#### [Brief]
Provide only the number of lines where "Barbier" occurs.

Stored data entries
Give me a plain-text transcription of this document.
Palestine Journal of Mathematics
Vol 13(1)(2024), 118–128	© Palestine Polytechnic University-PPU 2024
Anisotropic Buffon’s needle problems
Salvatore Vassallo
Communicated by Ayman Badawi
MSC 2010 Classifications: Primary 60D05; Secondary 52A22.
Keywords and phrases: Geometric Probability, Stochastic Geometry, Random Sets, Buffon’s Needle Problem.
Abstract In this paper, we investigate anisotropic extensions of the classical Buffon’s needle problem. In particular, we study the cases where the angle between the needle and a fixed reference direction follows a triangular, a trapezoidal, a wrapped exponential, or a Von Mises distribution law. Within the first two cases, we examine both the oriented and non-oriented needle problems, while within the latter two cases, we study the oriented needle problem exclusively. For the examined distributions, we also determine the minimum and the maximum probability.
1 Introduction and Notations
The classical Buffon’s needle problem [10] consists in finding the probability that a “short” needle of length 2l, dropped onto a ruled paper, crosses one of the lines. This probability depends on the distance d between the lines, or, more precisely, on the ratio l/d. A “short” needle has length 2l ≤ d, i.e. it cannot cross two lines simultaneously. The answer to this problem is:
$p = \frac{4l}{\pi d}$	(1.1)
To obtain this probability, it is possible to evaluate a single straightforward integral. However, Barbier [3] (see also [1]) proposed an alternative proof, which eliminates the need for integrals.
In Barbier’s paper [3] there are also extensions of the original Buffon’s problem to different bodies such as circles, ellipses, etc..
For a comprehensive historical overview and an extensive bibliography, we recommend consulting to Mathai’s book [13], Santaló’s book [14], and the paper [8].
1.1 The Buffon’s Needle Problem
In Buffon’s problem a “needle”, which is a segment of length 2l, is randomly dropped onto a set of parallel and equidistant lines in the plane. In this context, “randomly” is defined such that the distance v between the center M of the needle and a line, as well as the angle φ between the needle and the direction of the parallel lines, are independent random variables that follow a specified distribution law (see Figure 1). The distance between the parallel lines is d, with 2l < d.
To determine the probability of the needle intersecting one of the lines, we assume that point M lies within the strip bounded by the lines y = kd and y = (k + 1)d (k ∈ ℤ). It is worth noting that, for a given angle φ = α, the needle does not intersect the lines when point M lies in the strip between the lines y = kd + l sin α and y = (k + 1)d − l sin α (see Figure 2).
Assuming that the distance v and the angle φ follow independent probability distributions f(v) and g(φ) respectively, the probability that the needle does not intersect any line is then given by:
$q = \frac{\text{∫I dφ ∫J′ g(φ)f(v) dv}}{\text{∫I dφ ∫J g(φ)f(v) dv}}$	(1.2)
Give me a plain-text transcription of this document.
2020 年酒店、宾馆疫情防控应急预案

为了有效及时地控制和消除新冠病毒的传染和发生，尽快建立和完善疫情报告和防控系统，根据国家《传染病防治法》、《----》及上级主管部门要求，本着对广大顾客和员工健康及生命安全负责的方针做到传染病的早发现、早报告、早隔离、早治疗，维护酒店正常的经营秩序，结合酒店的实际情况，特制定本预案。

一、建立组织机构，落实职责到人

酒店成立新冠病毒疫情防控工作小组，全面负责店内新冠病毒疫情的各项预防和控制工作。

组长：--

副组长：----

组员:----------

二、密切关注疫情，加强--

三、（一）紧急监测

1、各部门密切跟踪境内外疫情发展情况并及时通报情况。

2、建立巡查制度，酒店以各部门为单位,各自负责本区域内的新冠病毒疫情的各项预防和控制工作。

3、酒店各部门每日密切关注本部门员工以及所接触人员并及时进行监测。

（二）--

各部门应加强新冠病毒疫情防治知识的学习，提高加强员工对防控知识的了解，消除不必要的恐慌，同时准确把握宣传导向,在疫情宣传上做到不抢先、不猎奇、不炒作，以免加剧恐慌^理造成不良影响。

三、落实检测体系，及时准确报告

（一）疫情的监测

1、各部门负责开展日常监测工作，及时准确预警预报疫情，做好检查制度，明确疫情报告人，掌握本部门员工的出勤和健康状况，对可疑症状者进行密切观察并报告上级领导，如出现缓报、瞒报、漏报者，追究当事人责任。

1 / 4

#### [Finished exercise]
2